In this exercise, return the whole listing exactly, excluding any images.

--- begin Available data ---

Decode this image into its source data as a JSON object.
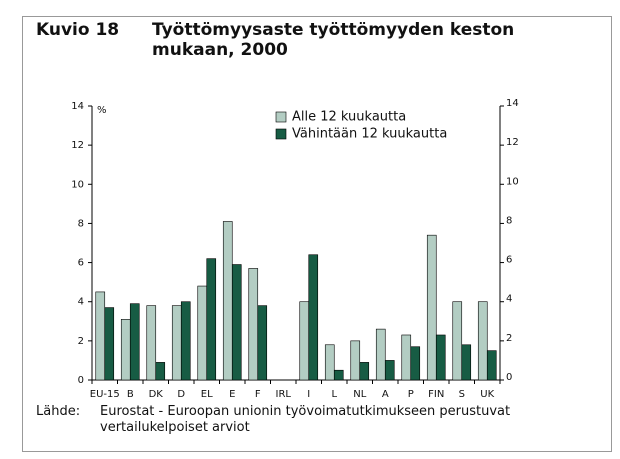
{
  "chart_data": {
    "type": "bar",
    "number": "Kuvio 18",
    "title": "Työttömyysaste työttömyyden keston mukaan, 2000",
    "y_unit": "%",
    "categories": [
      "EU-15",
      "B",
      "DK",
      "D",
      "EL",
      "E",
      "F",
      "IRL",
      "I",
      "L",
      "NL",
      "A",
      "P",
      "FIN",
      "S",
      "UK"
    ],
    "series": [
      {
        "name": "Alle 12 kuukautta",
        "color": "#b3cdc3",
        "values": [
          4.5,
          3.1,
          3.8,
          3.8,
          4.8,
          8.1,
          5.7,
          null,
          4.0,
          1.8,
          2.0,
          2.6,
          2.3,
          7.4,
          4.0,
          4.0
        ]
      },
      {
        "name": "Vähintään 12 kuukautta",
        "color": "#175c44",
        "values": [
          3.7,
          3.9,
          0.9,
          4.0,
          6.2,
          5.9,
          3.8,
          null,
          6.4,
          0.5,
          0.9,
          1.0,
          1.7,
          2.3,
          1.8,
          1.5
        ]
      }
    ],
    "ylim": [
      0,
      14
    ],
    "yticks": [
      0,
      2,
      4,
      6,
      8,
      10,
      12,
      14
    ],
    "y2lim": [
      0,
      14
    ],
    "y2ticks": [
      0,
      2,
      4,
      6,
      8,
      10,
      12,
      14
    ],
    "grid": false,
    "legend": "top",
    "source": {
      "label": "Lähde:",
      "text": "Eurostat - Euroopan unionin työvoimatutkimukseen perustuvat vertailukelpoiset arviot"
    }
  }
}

--- end Available data ---

_Complete response_:
Decode this image into its source data as a JSON object.
{
  "chart_data": {
    "type": "bar",
    "number": "Kuvio 18",
    "title": "Työttömyysaste työttömyyden keston mukaan, 2000",
    "y_unit": "%",
    "categories": [
      "EU-15",
      "B",
      "DK",
      "D",
      "EL",
      "E",
      "F",
      "IRL",
      "I",
      "L",
      "NL",
      "A",
      "P",
      "FIN",
      "S",
      "UK"
    ],
    "series": [
      {
        "name": "Alle 12 kuukautta",
        "color": "#b3cdc3",
        "values": [
          4.5,
          3.1,
          3.8,
          3.8,
          4.8,
          8.1,
          5.7,
          null,
          4.0,
          1.8,
          2.0,
          2.6,
          2.3,
          7.4,
          4.0,
          4.0
        ]
      },
      {
        "name": "Vähintään 12 kuukautta",
        "color": "#175c44",
        "values": [
          3.7,
          3.9,
          0.9,
          4.0,
          6.2,
          5.9,
          3.8,
          null,
          6.4,
          0.5,
          0.9,
          1.0,
          1.7,
          2.3,
          1.8,
          1.5
        ]
      }
    ],
    "ylim": [
      0,
      14
    ],
    "yticks": [
      0,
      2,
      4,
      6,
      8,
      10,
      12,
      14
    ],
    "y2lim": [
      0,
      14
    ],
    "y2ticks": [
      0,
      2,
      4,
      6,
      8,
      10,
      12,
      14
    ],
    "grid": false,
    "legend": "top",
    "source": {
      "label": "Lähde:",
      "text": "Eurostat - Euroopan unionin työvoimatutkimukseen perustuvat vertailukelpoiset arviot"
    }
  }
}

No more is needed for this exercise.